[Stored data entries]
Begin
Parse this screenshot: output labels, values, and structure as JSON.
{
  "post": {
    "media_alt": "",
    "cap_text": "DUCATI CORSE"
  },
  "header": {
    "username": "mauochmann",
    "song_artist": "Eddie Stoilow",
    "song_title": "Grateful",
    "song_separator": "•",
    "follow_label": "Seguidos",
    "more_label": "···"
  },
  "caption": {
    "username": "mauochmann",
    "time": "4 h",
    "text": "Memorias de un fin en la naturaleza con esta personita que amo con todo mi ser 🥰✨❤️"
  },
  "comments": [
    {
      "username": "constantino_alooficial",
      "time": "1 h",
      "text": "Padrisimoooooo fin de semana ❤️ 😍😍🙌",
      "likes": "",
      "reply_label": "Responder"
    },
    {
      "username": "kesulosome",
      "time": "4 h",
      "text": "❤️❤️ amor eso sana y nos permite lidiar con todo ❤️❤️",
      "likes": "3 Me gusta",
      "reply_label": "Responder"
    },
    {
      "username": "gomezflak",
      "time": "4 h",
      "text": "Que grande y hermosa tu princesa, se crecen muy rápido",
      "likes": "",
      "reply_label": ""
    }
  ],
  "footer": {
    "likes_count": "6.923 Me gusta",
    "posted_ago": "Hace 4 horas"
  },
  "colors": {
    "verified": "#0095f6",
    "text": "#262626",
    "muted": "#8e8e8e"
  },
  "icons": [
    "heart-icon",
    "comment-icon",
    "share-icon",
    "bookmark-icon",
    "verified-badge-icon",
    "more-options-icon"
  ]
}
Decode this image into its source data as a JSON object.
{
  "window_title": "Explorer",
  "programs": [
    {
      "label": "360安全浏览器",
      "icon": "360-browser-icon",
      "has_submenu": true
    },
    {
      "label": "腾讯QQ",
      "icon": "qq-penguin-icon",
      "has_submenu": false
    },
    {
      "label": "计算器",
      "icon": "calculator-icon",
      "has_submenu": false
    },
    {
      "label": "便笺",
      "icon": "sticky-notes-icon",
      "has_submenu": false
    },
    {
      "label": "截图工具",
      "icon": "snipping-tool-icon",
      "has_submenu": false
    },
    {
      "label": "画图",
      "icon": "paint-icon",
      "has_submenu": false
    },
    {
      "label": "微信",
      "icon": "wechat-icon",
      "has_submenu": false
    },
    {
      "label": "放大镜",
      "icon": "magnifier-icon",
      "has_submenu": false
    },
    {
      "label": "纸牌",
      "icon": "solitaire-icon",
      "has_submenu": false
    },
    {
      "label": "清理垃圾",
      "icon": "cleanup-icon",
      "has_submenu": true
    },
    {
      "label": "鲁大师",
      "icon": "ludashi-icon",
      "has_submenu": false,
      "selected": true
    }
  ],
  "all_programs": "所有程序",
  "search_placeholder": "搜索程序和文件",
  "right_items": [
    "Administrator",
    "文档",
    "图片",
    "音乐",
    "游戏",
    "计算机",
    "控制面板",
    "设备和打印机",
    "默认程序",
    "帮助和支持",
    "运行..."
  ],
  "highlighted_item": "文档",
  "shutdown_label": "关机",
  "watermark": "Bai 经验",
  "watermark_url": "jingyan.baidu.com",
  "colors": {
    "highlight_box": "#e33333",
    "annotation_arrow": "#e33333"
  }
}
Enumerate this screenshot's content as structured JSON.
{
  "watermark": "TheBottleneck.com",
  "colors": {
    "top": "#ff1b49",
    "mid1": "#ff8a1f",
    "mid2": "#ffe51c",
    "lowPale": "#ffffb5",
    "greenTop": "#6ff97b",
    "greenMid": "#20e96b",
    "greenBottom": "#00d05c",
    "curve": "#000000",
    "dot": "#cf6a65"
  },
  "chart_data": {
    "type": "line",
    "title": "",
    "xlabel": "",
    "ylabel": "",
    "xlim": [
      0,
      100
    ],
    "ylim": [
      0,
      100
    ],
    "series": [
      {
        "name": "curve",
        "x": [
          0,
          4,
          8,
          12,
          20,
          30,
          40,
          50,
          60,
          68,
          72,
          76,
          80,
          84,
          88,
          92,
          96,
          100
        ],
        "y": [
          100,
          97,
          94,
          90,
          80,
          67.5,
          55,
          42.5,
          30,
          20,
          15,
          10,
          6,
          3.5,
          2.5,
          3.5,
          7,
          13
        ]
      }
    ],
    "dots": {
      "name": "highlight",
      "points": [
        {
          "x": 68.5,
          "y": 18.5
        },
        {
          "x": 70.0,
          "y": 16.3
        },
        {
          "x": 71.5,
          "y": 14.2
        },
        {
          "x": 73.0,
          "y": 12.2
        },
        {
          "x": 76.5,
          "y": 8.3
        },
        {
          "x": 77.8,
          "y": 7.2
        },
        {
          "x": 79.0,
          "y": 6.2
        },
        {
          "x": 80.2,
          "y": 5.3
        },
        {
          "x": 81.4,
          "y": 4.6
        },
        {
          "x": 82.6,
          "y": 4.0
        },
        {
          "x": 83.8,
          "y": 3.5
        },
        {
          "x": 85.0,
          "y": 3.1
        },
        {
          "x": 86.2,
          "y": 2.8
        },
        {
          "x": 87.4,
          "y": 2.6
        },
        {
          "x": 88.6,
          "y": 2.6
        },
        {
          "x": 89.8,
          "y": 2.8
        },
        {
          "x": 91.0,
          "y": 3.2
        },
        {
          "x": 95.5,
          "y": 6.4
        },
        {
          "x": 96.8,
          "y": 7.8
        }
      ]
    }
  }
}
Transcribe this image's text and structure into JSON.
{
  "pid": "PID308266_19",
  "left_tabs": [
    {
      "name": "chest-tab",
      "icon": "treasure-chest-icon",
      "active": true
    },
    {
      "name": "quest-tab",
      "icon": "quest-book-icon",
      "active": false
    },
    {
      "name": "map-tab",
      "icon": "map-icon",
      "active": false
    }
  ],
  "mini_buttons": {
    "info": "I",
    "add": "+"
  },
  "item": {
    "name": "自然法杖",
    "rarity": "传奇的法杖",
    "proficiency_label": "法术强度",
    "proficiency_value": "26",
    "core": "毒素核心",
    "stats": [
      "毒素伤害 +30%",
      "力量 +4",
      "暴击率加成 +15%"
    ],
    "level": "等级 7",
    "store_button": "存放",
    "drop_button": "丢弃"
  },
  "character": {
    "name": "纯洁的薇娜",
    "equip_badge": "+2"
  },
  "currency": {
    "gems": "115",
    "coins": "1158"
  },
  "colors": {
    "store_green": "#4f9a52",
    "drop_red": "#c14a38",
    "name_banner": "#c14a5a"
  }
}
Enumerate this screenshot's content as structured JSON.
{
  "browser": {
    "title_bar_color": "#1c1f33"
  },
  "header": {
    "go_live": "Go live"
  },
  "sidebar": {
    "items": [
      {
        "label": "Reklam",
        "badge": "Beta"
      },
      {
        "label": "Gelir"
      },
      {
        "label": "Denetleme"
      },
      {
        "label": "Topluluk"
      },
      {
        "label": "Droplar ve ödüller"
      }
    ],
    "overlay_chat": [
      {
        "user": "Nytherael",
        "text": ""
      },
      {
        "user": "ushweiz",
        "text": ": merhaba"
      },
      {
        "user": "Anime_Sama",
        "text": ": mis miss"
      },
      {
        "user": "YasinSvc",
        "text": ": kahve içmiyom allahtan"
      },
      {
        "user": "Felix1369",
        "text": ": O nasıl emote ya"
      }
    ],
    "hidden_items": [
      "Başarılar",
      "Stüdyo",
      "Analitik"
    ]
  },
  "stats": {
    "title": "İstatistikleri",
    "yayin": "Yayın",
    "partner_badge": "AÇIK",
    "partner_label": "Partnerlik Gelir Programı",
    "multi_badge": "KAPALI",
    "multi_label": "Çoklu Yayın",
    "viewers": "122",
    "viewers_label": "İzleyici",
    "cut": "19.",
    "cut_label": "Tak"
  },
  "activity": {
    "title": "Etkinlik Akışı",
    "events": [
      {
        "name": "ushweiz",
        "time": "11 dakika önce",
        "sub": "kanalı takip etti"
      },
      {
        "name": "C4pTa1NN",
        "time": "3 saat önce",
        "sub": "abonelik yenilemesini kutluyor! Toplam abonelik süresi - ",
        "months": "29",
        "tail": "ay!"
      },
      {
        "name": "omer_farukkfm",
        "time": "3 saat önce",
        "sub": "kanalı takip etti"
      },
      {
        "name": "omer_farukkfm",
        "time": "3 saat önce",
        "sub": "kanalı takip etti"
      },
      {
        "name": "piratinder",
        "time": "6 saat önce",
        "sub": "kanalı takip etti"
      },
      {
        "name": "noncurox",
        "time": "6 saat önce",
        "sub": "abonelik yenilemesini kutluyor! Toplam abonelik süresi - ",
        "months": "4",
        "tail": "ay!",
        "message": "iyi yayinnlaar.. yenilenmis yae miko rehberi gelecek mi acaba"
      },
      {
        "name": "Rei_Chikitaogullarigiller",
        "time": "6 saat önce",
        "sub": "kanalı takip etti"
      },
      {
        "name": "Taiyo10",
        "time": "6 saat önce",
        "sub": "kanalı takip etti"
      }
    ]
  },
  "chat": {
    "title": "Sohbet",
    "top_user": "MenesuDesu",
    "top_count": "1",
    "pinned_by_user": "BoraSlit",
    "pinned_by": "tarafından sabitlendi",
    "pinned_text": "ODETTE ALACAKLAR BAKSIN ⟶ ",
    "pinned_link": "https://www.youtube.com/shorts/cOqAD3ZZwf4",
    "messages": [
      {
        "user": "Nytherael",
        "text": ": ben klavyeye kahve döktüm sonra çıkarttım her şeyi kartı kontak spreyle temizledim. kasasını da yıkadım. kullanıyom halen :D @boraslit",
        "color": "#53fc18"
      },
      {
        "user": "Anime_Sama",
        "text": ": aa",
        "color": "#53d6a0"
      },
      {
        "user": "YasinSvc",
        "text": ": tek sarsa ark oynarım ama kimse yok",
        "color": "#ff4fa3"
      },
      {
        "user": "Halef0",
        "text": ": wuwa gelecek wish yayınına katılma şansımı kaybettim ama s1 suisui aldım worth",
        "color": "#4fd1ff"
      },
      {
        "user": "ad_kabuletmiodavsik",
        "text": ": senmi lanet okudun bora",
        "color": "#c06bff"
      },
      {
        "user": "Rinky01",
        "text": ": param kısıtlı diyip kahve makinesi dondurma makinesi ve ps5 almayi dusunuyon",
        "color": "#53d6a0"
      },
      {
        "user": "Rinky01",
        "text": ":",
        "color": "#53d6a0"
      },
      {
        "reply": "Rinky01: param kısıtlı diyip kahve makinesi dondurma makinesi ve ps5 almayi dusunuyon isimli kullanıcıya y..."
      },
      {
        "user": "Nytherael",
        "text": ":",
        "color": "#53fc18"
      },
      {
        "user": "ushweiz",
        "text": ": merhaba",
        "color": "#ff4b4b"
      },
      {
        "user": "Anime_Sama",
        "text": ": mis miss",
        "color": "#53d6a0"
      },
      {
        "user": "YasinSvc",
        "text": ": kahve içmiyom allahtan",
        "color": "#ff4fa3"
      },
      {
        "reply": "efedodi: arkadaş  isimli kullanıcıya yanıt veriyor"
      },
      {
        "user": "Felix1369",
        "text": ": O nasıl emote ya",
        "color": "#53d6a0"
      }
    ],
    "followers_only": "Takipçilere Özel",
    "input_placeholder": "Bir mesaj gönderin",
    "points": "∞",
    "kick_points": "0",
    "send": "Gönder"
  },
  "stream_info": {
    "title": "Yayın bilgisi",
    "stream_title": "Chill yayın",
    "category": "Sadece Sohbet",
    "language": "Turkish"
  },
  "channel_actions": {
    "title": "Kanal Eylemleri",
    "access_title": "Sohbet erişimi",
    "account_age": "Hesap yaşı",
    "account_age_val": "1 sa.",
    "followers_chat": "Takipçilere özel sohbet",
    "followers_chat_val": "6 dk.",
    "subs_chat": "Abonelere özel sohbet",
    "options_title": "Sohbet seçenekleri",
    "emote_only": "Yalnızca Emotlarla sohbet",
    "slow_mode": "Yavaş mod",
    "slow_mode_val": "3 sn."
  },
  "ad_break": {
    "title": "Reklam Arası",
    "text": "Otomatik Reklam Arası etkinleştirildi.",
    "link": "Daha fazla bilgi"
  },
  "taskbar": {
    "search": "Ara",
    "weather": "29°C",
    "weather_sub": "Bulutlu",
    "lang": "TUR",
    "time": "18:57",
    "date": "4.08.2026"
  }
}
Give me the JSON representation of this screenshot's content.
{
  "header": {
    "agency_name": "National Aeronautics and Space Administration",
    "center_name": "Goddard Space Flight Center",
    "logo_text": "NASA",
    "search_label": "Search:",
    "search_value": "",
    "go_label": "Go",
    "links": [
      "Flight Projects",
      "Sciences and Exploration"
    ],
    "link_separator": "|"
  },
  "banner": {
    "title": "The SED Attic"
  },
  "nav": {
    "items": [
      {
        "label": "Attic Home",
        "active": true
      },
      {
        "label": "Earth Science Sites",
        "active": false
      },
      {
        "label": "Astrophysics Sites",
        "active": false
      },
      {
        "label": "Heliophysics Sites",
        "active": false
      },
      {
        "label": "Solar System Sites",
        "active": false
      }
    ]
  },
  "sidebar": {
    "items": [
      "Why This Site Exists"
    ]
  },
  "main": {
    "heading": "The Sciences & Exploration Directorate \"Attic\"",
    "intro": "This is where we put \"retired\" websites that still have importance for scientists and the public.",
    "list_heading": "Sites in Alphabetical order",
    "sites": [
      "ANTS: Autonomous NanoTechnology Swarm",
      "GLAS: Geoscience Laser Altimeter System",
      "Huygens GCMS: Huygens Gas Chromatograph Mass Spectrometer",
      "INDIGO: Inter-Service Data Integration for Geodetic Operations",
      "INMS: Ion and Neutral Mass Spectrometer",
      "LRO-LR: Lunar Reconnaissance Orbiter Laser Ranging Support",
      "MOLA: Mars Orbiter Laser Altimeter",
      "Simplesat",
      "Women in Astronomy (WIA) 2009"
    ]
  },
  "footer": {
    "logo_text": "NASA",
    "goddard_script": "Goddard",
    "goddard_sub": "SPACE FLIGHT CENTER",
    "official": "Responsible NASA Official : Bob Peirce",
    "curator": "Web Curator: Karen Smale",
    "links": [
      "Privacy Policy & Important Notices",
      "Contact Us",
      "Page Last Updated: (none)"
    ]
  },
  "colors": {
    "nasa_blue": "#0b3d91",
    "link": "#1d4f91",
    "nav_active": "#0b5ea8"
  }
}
End
* _SHORT TASK_
Check each line above for the string "Mass" and show the ones that have it.

* _SOLUTION TO THIS TASK_
      "Huygens GCMS: Huygens Gas Chromatograph Mass Spectrometer",
      "INMS: Ion and Neutral Mass Spectrometer",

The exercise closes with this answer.